Lines of data

* * * * *

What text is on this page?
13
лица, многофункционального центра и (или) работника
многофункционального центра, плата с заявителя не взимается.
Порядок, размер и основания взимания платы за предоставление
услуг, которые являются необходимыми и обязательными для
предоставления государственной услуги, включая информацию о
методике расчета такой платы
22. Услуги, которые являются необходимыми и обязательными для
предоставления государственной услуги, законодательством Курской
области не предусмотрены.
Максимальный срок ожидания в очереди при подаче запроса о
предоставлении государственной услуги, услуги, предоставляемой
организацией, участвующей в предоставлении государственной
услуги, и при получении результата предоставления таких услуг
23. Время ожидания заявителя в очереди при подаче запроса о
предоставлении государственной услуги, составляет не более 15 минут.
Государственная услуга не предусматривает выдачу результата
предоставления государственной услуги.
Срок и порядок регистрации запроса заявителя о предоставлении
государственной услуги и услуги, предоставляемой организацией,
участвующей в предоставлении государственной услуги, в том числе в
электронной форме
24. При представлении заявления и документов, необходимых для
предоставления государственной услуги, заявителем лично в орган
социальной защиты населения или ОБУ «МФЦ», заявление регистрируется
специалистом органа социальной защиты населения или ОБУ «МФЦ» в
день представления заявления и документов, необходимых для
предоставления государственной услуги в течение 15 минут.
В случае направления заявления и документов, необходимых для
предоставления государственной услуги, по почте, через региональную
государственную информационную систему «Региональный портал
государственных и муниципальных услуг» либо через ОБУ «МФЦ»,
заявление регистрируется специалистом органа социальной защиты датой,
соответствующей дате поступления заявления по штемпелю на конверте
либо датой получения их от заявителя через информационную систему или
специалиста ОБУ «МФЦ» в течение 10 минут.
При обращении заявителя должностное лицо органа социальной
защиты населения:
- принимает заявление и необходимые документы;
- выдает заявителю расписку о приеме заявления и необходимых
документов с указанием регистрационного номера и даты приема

* * * * *

• _Your goal_
Give only the number of lines in the material above where the string "регистрируется" appears.

• _Result for this task_
2